**Short task**:
Select lines where the word "this" appears.

**** Exercise data ****

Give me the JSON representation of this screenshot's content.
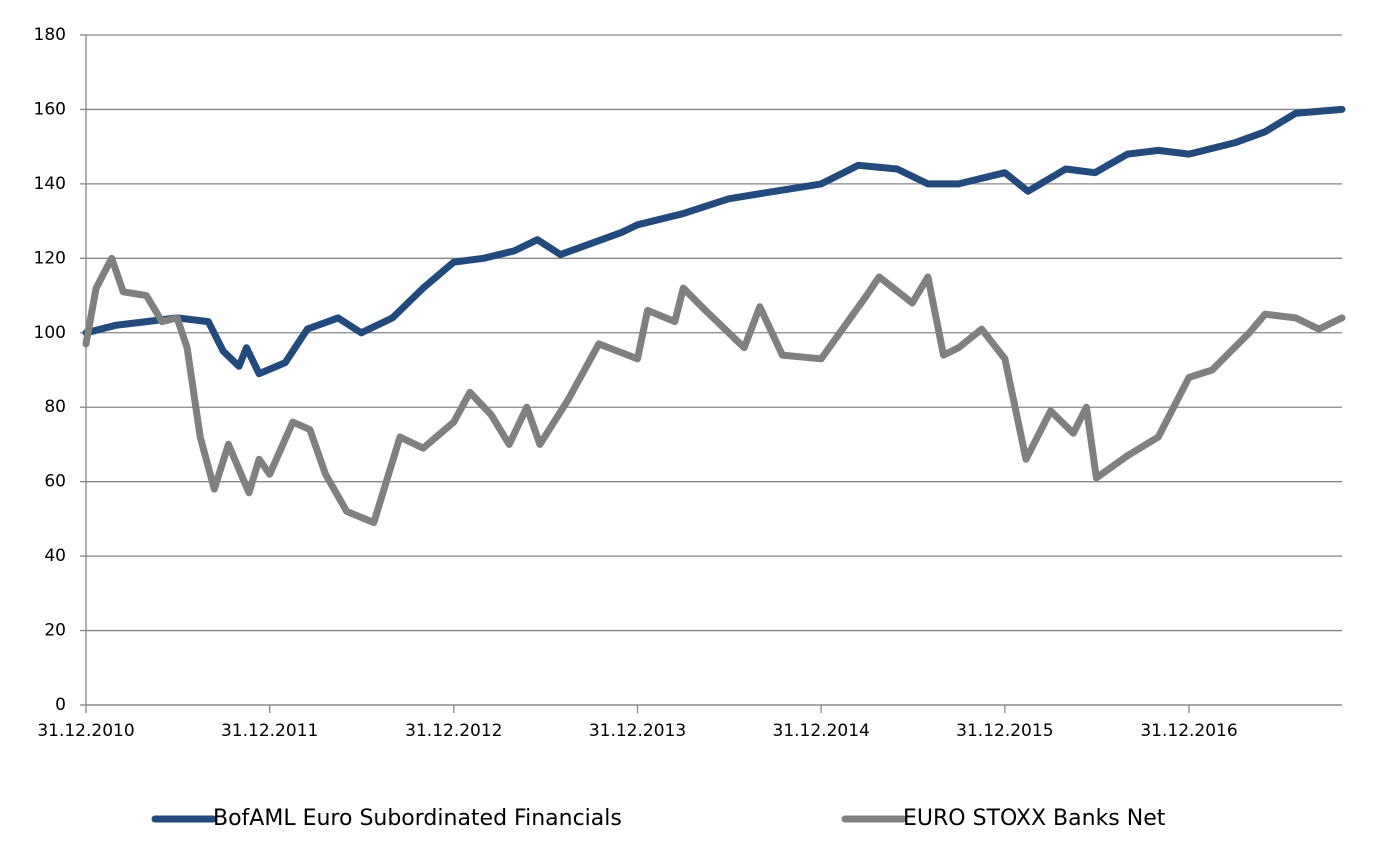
{
  "chart_data": {
    "type": "line",
    "xlim": [
      "2010-12-31",
      "2017-10-31"
    ],
    "xticks": [
      {
        "value": "2010-12-31",
        "label": "31.12.2010"
      },
      {
        "value": "2011-12-31",
        "label": "31.12.2011"
      },
      {
        "value": "2012-12-31",
        "label": "31.12.2012"
      },
      {
        "value": "2013-12-31",
        "label": "31.12.2013"
      },
      {
        "value": "2014-12-31",
        "label": "31.12.2014"
      },
      {
        "value": "2015-12-31",
        "label": "31.12.2015"
      },
      {
        "value": "2016-12-31",
        "label": "31.12.2016"
      }
    ],
    "ylim": [
      0,
      180
    ],
    "yticks": [
      0,
      20,
      40,
      60,
      80,
      100,
      120,
      140,
      160,
      180
    ],
    "grid": true,
    "legend": "bottom",
    "series": [
      {
        "name": "BofAML Euro Subordinated Financials",
        "color": "#234a7c",
        "x": [
          "2010-12-31",
          "2011-02-28",
          "2011-04-30",
          "2011-06-30",
          "2011-08-31",
          "2011-09-30",
          "2011-10-31",
          "2011-11-15",
          "2011-12-10",
          "2012-01-31",
          "2012-03-15",
          "2012-05-15",
          "2012-06-30",
          "2012-08-31",
          "2012-10-31",
          "2012-12-31",
          "2013-02-28",
          "2013-04-30",
          "2013-06-15",
          "2013-07-31",
          "2013-09-30",
          "2013-11-30",
          "2013-12-31",
          "2014-03-31",
          "2014-06-30",
          "2014-09-30",
          "2014-12-31",
          "2015-03-15",
          "2015-05-31",
          "2015-07-31",
          "2015-09-30",
          "2015-12-31",
          "2016-02-15",
          "2016-04-30",
          "2016-06-27",
          "2016-08-31",
          "2016-10-31",
          "2016-12-31",
          "2017-03-31",
          "2017-05-31",
          "2017-07-31",
          "2017-10-31"
        ],
        "values": [
          100,
          102,
          103,
          104,
          103,
          95,
          91,
          96,
          89,
          92,
          101,
          104,
          100,
          104,
          112,
          119,
          120,
          122,
          125,
          121,
          124,
          127,
          129,
          132,
          136,
          138,
          140,
          145,
          144,
          140,
          140,
          143,
          138,
          144,
          143,
          148,
          149,
          148,
          151,
          154,
          159,
          160
        ]
      },
      {
        "name": "EURO STOXX Banks Net",
        "color": "#808080",
        "x": [
          "2010-12-31",
          "2011-01-20",
          "2011-02-20",
          "2011-03-15",
          "2011-04-30",
          "2011-05-31",
          "2011-06-30",
          "2011-07-20",
          "2011-08-15",
          "2011-09-12",
          "2011-10-10",
          "2011-11-20",
          "2011-12-10",
          "2011-12-31",
          "2012-02-15",
          "2012-03-20",
          "2012-04-20",
          "2012-06-01",
          "2012-07-25",
          "2012-09-15",
          "2012-10-31",
          "2012-12-31",
          "2013-02-01",
          "2013-03-15",
          "2013-04-20",
          "2013-05-25",
          "2013-06-20",
          "2013-08-15",
          "2013-10-15",
          "2013-12-31",
          "2014-01-20",
          "2014-03-15",
          "2014-04-01",
          "2014-05-15",
          "2014-07-31",
          "2014-08-31",
          "2014-10-15",
          "2014-12-31",
          "2015-03-31",
          "2015-04-25",
          "2015-06-30",
          "2015-07-31",
          "2015-08-31",
          "2015-09-30",
          "2015-11-15",
          "2015-12-31",
          "2016-02-11",
          "2016-03-31",
          "2016-05-15",
          "2016-06-10",
          "2016-06-30",
          "2016-08-31",
          "2016-10-31",
          "2016-12-31",
          "2017-02-15",
          "2017-03-31",
          "2017-04-30",
          "2017-05-31",
          "2017-07-31",
          "2017-09-15",
          "2017-10-31"
        ],
        "values": [
          97,
          112,
          120,
          111,
          110,
          103,
          104,
          96,
          72,
          58,
          70,
          57,
          66,
          62,
          76,
          74,
          62,
          52,
          49,
          72,
          69,
          76,
          84,
          78,
          70,
          80,
          70,
          82,
          97,
          93,
          106,
          103,
          112,
          106,
          96,
          107,
          94,
          93,
          110,
          115,
          108,
          115,
          94,
          96,
          101,
          93,
          66,
          79,
          73,
          80,
          61,
          67,
          72,
          88,
          90,
          96,
          100,
          105,
          104,
          101,
          104
        ]
      }
    ]
  }
}
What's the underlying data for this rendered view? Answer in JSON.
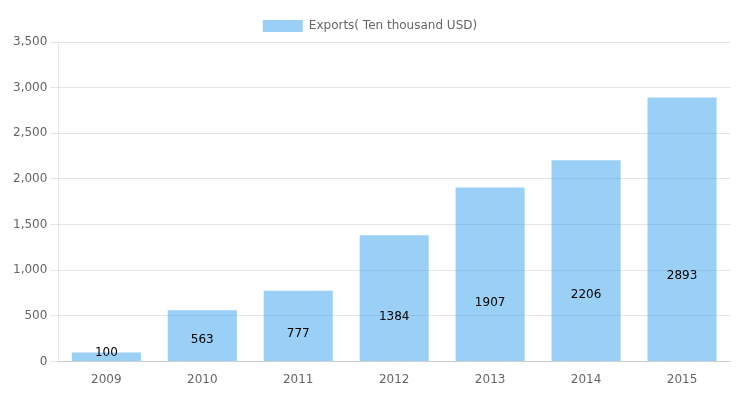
{
  "chart_data": {
    "type": "bar",
    "categories": [
      "2009",
      "2010",
      "2011",
      "2012",
      "2013",
      "2014",
      "2015"
    ],
    "series": [
      {
        "name": "Exports( Ten thousand USD)",
        "values": [
          100,
          563,
          777,
          1384,
          1907,
          2206,
          2893
        ]
      }
    ],
    "ylim": [
      0,
      3500
    ],
    "yticks": [
      0,
      500,
      1000,
      1500,
      2000,
      2500,
      3000,
      3500
    ],
    "grid": true,
    "legend": "top",
    "data_labels": true
  }
}
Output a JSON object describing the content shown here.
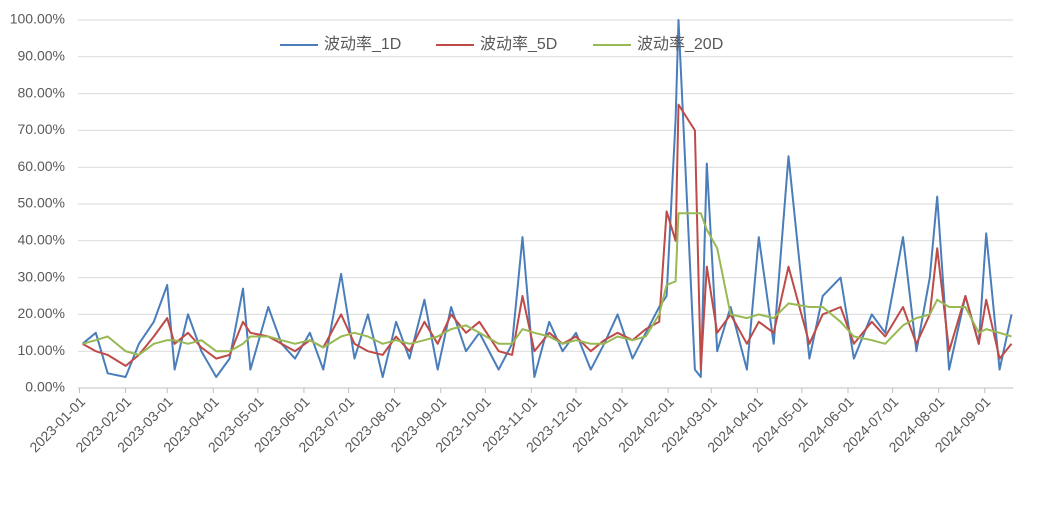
{
  "chart_data": {
    "type": "line",
    "x": [
      "2023-01-03",
      "2023-01-12",
      "2023-01-20",
      "2023-02-01",
      "2023-02-10",
      "2023-02-20",
      "2023-03-01",
      "2023-03-06",
      "2023-03-15",
      "2023-03-24",
      "2023-04-03",
      "2023-04-12",
      "2023-04-21",
      "2023-04-26",
      "2023-05-08",
      "2023-05-17",
      "2023-05-26",
      "2023-06-05",
      "2023-06-14",
      "2023-06-26",
      "2023-07-05",
      "2023-07-14",
      "2023-07-24",
      "2023-08-02",
      "2023-08-11",
      "2023-08-21",
      "2023-08-30",
      "2023-09-08",
      "2023-09-18",
      "2023-09-27",
      "2023-10-10",
      "2023-10-19",
      "2023-10-26",
      "2023-11-03",
      "2023-11-13",
      "2023-11-22",
      "2023-12-01",
      "2023-12-11",
      "2023-12-20",
      "2023-12-29",
      "2024-01-08",
      "2024-01-17",
      "2024-01-26",
      "2024-01-31",
      "2024-02-06",
      "2024-02-08",
      "2024-02-19",
      "2024-02-23",
      "2024-02-27",
      "2024-03-05",
      "2024-03-14",
      "2024-03-25",
      "2024-04-02",
      "2024-04-12",
      "2024-04-22",
      "2024-05-06",
      "2024-05-15",
      "2024-05-27",
      "2024-06-05",
      "2024-06-17",
      "2024-06-26",
      "2024-07-08",
      "2024-07-17",
      "2024-07-26",
      "2024-07-31",
      "2024-08-08",
      "2024-08-19",
      "2024-08-28",
      "2024-09-02",
      "2024-09-11",
      "2024-09-19"
    ],
    "series": [
      {
        "name": "波动率_1D",
        "color": "#4a7ebb",
        "values": [
          12,
          15,
          4,
          3,
          12,
          18,
          28,
          5,
          20,
          10,
          3,
          8,
          27,
          5,
          22,
          12,
          8,
          15,
          5,
          31,
          8,
          20,
          3,
          18,
          8,
          24,
          5,
          22,
          10,
          15,
          5,
          12,
          41,
          3,
          18,
          10,
          15,
          5,
          12,
          20,
          8,
          15,
          22,
          25,
          73,
          100,
          5,
          3,
          61,
          10,
          22,
          5,
          41,
          12,
          63,
          8,
          25,
          30,
          8,
          20,
          15,
          41,
          10,
          30,
          52,
          5,
          25,
          12,
          42,
          5,
          20
        ]
      },
      {
        "name": "波动率_5D",
        "color": "#be4b48",
        "values": [
          12,
          10,
          9,
          6,
          9,
          14,
          19,
          12,
          15,
          11,
          8,
          9,
          18,
          15,
          14,
          12,
          10,
          13,
          11,
          20,
          12,
          10,
          9,
          14,
          10,
          18,
          12,
          20,
          15,
          18,
          10,
          9,
          25,
          10,
          15,
          12,
          14,
          10,
          13,
          15,
          13,
          16,
          18,
          48,
          40,
          77,
          70,
          5,
          33,
          15,
          20,
          12,
          18,
          15,
          33,
          12,
          20,
          22,
          12,
          18,
          14,
          22,
          12,
          20,
          38,
          10,
          25,
          12,
          24,
          8,
          12
        ]
      },
      {
        "name": "波动率_20D",
        "color": "#98b954",
        "values": [
          12,
          13,
          14,
          10,
          9,
          12,
          13,
          13,
          12,
          13,
          10,
          10,
          12,
          14,
          14,
          13,
          12,
          13,
          11,
          14,
          15,
          14,
          12,
          13,
          12,
          13,
          14,
          16,
          17,
          15,
          12,
          12,
          16,
          15,
          14,
          12,
          13,
          12,
          12,
          14,
          13,
          14,
          20,
          28,
          29,
          47.5,
          47.5,
          47.5,
          43,
          38,
          20,
          19,
          20,
          19,
          23,
          22,
          22,
          18,
          14,
          13,
          12,
          17,
          19,
          20,
          24,
          22,
          22,
          15,
          16,
          15,
          14
        ]
      }
    ],
    "xlim": [
      "2022-12-31",
      "2024-09-20"
    ],
    "xticks": [
      "2023-01-01",
      "2023-02-01",
      "2023-03-01",
      "2023-04-01",
      "2023-05-01",
      "2023-06-01",
      "2023-07-01",
      "2023-08-01",
      "2023-09-01",
      "2023-10-01",
      "2023-11-01",
      "2023-12-01",
      "2024-01-01",
      "2024-02-01",
      "2024-03-01",
      "2024-04-01",
      "2024-05-01",
      "2024-06-01",
      "2024-07-01",
      "2024-08-01",
      "2024-09-01"
    ],
    "ylim": [
      0,
      100
    ],
    "yticks": [
      {
        "value": 0,
        "label": "0.00%"
      },
      {
        "value": 10,
        "label": "10.00%"
      },
      {
        "value": 20,
        "label": "20.00%"
      },
      {
        "value": 30,
        "label": "30.00%"
      },
      {
        "value": 40,
        "label": "40.00%"
      },
      {
        "value": 50,
        "label": "50.00%"
      },
      {
        "value": 60,
        "label": "60.00%"
      },
      {
        "value": 70,
        "label": "70.00%"
      },
      {
        "value": 80,
        "label": "80.00%"
      },
      {
        "value": 90,
        "label": "90.00%"
      },
      {
        "value": 100,
        "label": "100.00%"
      }
    ],
    "grid": true,
    "legend": "top"
  }
}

****

**Solution to the exercise**:
Give me the JSON representation of this screenshot's content.
What's the underlying data for this rendered view? Answer in JSON.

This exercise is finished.